> [Written task]
Return the material below in full and exactly.

[Collected data entries]
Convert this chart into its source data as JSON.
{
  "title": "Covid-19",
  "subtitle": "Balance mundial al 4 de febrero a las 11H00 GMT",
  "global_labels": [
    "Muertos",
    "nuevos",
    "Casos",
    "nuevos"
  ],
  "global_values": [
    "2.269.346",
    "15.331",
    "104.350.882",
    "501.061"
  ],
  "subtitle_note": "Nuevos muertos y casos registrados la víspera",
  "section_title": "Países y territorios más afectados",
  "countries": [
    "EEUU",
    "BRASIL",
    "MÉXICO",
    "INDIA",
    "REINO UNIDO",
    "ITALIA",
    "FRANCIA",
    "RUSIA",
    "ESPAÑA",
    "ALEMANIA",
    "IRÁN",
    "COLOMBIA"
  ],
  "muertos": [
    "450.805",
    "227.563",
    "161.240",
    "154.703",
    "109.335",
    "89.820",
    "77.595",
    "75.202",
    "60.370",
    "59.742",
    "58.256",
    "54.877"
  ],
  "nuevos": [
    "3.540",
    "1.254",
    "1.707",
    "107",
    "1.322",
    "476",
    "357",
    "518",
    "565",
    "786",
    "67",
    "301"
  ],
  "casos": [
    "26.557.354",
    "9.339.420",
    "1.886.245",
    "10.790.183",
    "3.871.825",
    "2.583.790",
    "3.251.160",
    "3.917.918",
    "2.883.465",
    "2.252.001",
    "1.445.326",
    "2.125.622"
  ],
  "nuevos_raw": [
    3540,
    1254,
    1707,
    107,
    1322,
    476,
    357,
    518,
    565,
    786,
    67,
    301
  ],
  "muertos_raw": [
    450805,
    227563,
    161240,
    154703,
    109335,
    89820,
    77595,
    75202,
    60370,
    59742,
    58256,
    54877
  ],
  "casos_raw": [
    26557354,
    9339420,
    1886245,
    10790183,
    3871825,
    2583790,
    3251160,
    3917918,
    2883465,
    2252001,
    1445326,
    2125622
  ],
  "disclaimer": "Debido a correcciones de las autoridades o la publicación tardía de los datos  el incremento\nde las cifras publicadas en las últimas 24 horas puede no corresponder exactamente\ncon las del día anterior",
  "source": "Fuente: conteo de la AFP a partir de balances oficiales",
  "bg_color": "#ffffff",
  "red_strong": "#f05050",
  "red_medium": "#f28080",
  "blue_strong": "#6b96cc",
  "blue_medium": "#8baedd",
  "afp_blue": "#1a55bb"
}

> [Task result]
Convert this chart into its source data as JSON.
{
  "title": "Covid-19",
  "subtitle": "Balance mundial al 4 de febrero a las 11H00 GMT",
  "global_labels": [
    "Muertos",
    "nuevos",
    "Casos",
    "nuevos"
  ],
  "global_values": [
    "2.269.346",
    "15.331",
    "104.350.882",
    "501.061"
  ],
  "subtitle_note": "Nuevos muertos y casos registrados la víspera",
  "section_title": "Países y territorios más afectados",
  "countries": [
    "EEUU",
    "BRASIL",
    "MÉXICO",
    "INDIA",
    "REINO UNIDO",
    "ITALIA",
    "FRANCIA",
    "RUSIA",
    "ESPAÑA",
    "ALEMANIA",
    "IRÁN",
    "COLOMBIA"
  ],
  "muertos": [
    "450.805",
    "227.563",
    "161.240",
    "154.703",
    "109.335",
    "89.820",
    "77.595",
    "75.202",
    "60.370",
    "59.742",
    "58.256",
    "54.877"
  ],
  "nuevos": [
    "3.540",
    "1.254",
    "1.707",
    "107",
    "1.322",
    "476",
    "357",
    "518",
    "565",
    "786",
    "67",
    "301"
  ],
  "casos": [
    "26.557.354",
    "9.339.420",
    "1.886.245",
    "10.790.183",
    "3.871.825",
    "2.583.790",
    "3.251.160",
    "3.917.918",
    "2.883.465",
    "2.252.001",
    "1.445.326",
    "2.125.622"
  ],
  "nuevos_raw": [
    3540,
    1254,
    1707,
    107,
    1322,
    476,
    357,
    518,
    565,
    786,
    67,
    301
  ],
  "muertos_raw": [
    450805,
    227563,
    161240,
    154703,
    109335,
    89820,
    77595,
    75202,
    60370,
    59742,
    58256,
    54877
  ],
  "casos_raw": [
    26557354,
    9339420,
    1886245,
    10790183,
    3871825,
    2583790,
    3251160,
    3917918,
    2883465,
    2252001,
    1445326,
    2125622
  ],
  "disclaimer": "Debido a correcciones de las autoridades o la publicación tardía de los datos  el incremento\nde las cifras publicadas en las últimas 24 horas puede no corresponder exactamente\ncon las del día anterior",
  "source": "Fuente: conteo de la AFP a partir de balances oficiales",
  "bg_color": "#ffffff",
  "red_strong": "#f05050",
  "red_medium": "#f28080",
  "blue_strong": "#6b96cc",
  "blue_medium": "#8baedd",
  "afp_blue": "#1a55bb"
}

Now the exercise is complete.